◆ **Exercise details**: For the records below, give the count of lines holding the word "проекту" and nothing more.

Collection entries
'''

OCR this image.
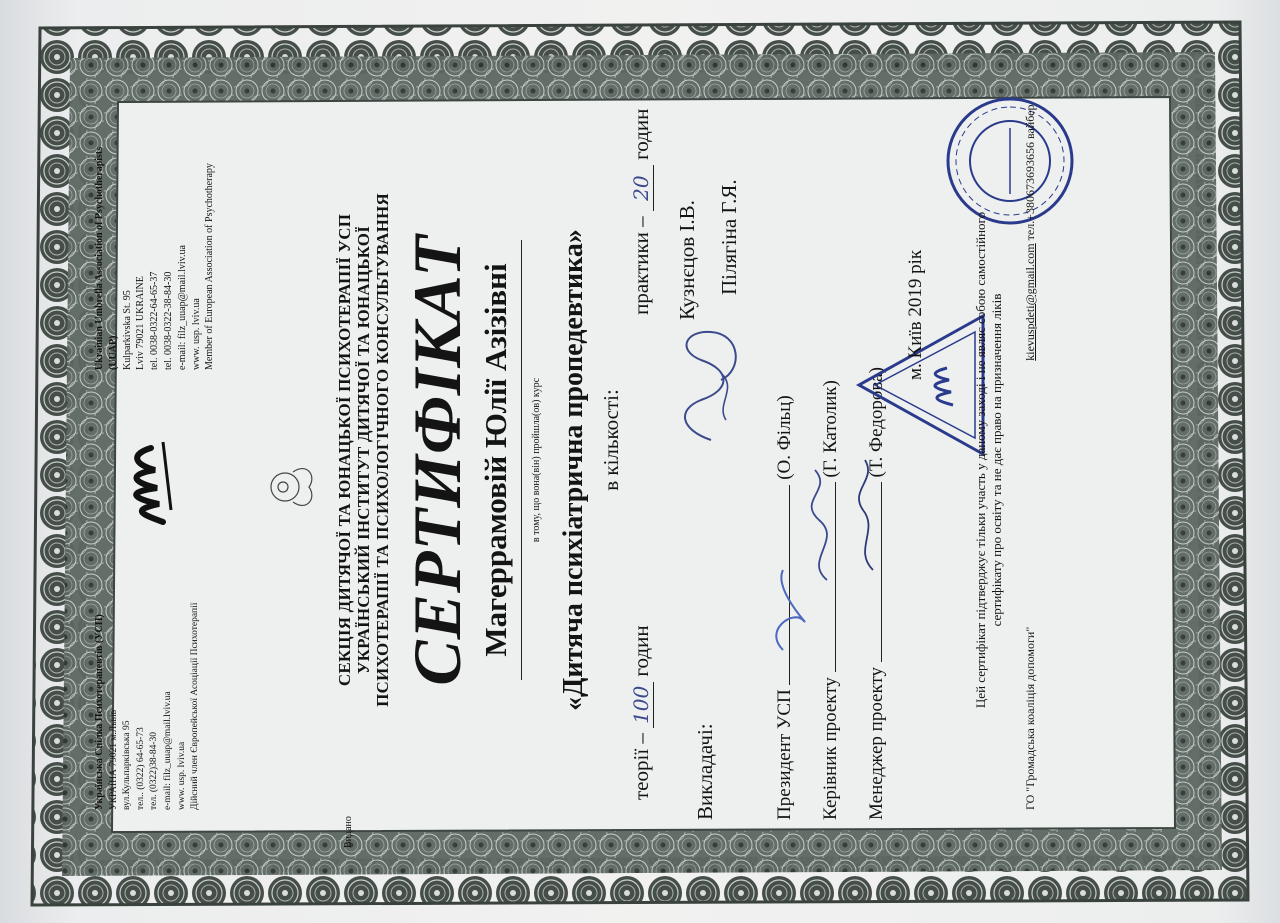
Українська Спілка Психотерапевтів (УСП) УКРАЇНА 79021 м.Львів вул.Кульпарківська 95 тел.. (0322) 64-65-73 тел. (0322)38-84-30 e-mail: filz_uuap@mail.lviv.ua www. usp. lviv.ua Дійсний член Європейської Асоціації Психотерапії
Ukrainian Umbrella Association of Psychotherapists (UUAP) Kulparkivska St. 95 Lviv 79021 UKRAINE tel. 0038-0322-64-65-37 tel. 0038-0322-38-84-30 e-mail: filz_uuap@mail.lviv.ua www. usp. lviv.ua Member of European Association of Psychotherapy
Видано
СЕКЦІЯ ДИТЯЧОЇ ТА ЮНАЦЬКОЇ ПСИХОТЕРАПІЇ УСП УКРАЇНСЬКИЙ ІНСТИТУТ ДИТЯЧОЇ ТА ЮНАЦЬКОЇ ПСИХОТЕРАПІЇ ТА ПСИХОЛОГІЧНОГО КОНСУЛЬТУВАННЯ СЕРТИФІКАТ Магеррамовій Юлії Азізівні в тому, що вона(він) пройшла(ов) курс «Дитяча психіатрична пропедевтика» в кількості:
теорії – 100 годин  практики – 20 годин
Викладачі:
Кузнєцов І.В. Пілягіна Г.Я.
Президент УСП  (О. Фільц)
Керівник проекту  (Г. Католик)
Менеджер проекту  (Т. Федорова)
м. Київ 2019 рік	Цей сертифікат підтверджує тільки участь у даному заході і не являє собою самостійного сертифікату про освіту та не дає право на призначення ліків
ГО "Громадська коаліція допомоги"  kievuspdeti@gmail.com тел.+380673693656 вайбер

'''

◆ **Full solution**: 2